■ A run of records
----------------------------------------

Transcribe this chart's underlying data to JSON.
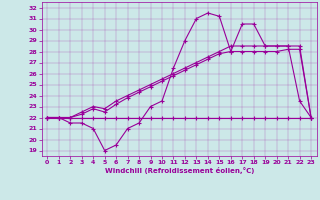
{
  "bg_color": "#cce8e8",
  "line_color": "#990099",
  "xlabel": "Windchill (Refroidissement éolien,°C)",
  "xlim": [
    -0.5,
    23.5
  ],
  "ylim": [
    18.5,
    32.5
  ],
  "yticks": [
    19,
    20,
    21,
    22,
    23,
    24,
    25,
    26,
    27,
    28,
    29,
    30,
    31,
    32
  ],
  "xticks": [
    0,
    1,
    2,
    3,
    4,
    5,
    6,
    7,
    8,
    9,
    10,
    11,
    12,
    13,
    14,
    15,
    16,
    17,
    18,
    19,
    20,
    21,
    22,
    23
  ],
  "hours": [
    0,
    1,
    2,
    3,
    4,
    5,
    6,
    7,
    8,
    9,
    10,
    11,
    12,
    13,
    14,
    15,
    16,
    17,
    18,
    19,
    20,
    21,
    22,
    23
  ],
  "flat_line": [
    22,
    22,
    22,
    22,
    22,
    22,
    22,
    22,
    22,
    22,
    22,
    22,
    22,
    22,
    22,
    22,
    22,
    22,
    22,
    22,
    22,
    22,
    22,
    22
  ],
  "windchill_line": [
    22,
    22,
    21.5,
    21.5,
    21,
    19,
    19.5,
    21,
    21.5,
    23,
    23.5,
    26.5,
    29,
    31,
    31.5,
    31.2,
    28,
    30.5,
    30.5,
    28.5,
    28.5,
    28.5,
    23.5,
    22
  ],
  "trend_line1": [
    22,
    22,
    22,
    22.3,
    22.8,
    22.5,
    23.2,
    23.8,
    24.3,
    24.8,
    25.3,
    25.8,
    26.3,
    26.8,
    27.3,
    27.8,
    28.0,
    28.0,
    28.0,
    28.0,
    28.0,
    28.2,
    28.2,
    22
  ],
  "trend_line2": [
    22,
    22,
    22,
    22.5,
    23.0,
    22.8,
    23.5,
    24.0,
    24.5,
    25.0,
    25.5,
    26.0,
    26.5,
    27.0,
    27.5,
    28.0,
    28.5,
    28.5,
    28.5,
    28.5,
    28.5,
    28.5,
    28.5,
    22
  ]
}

----------------------------------------

■ STATED PROBLEM
The data above should be repeated exactly, minus any pictures.

■ WRITTEN RESPONSE
Transcribe this chart's underlying data to JSON.
{
  "bg_color": "#cce8e8",
  "line_color": "#990099",
  "xlabel": "Windchill (Refroidissement éolien,°C)",
  "xlim": [
    -0.5,
    23.5
  ],
  "ylim": [
    18.5,
    32.5
  ],
  "yticks": [
    19,
    20,
    21,
    22,
    23,
    24,
    25,
    26,
    27,
    28,
    29,
    30,
    31,
    32
  ],
  "xticks": [
    0,
    1,
    2,
    3,
    4,
    5,
    6,
    7,
    8,
    9,
    10,
    11,
    12,
    13,
    14,
    15,
    16,
    17,
    18,
    19,
    20,
    21,
    22,
    23
  ],
  "hours": [
    0,
    1,
    2,
    3,
    4,
    5,
    6,
    7,
    8,
    9,
    10,
    11,
    12,
    13,
    14,
    15,
    16,
    17,
    18,
    19,
    20,
    21,
    22,
    23
  ],
  "flat_line": [
    22,
    22,
    22,
    22,
    22,
    22,
    22,
    22,
    22,
    22,
    22,
    22,
    22,
    22,
    22,
    22,
    22,
    22,
    22,
    22,
    22,
    22,
    22,
    22
  ],
  "windchill_line": [
    22,
    22,
    21.5,
    21.5,
    21,
    19,
    19.5,
    21,
    21.5,
    23,
    23.5,
    26.5,
    29,
    31,
    31.5,
    31.2,
    28,
    30.5,
    30.5,
    28.5,
    28.5,
    28.5,
    23.5,
    22
  ],
  "trend_line1": [
    22,
    22,
    22,
    22.3,
    22.8,
    22.5,
    23.2,
    23.8,
    24.3,
    24.8,
    25.3,
    25.8,
    26.3,
    26.8,
    27.3,
    27.8,
    28.0,
    28.0,
    28.0,
    28.0,
    28.0,
    28.2,
    28.2,
    22
  ],
  "trend_line2": [
    22,
    22,
    22,
    22.5,
    23.0,
    22.8,
    23.5,
    24.0,
    24.5,
    25.0,
    25.5,
    26.0,
    26.5,
    27.0,
    27.5,
    28.0,
    28.5,
    28.5,
    28.5,
    28.5,
    28.5,
    28.5,
    28.5,
    22
  ]
}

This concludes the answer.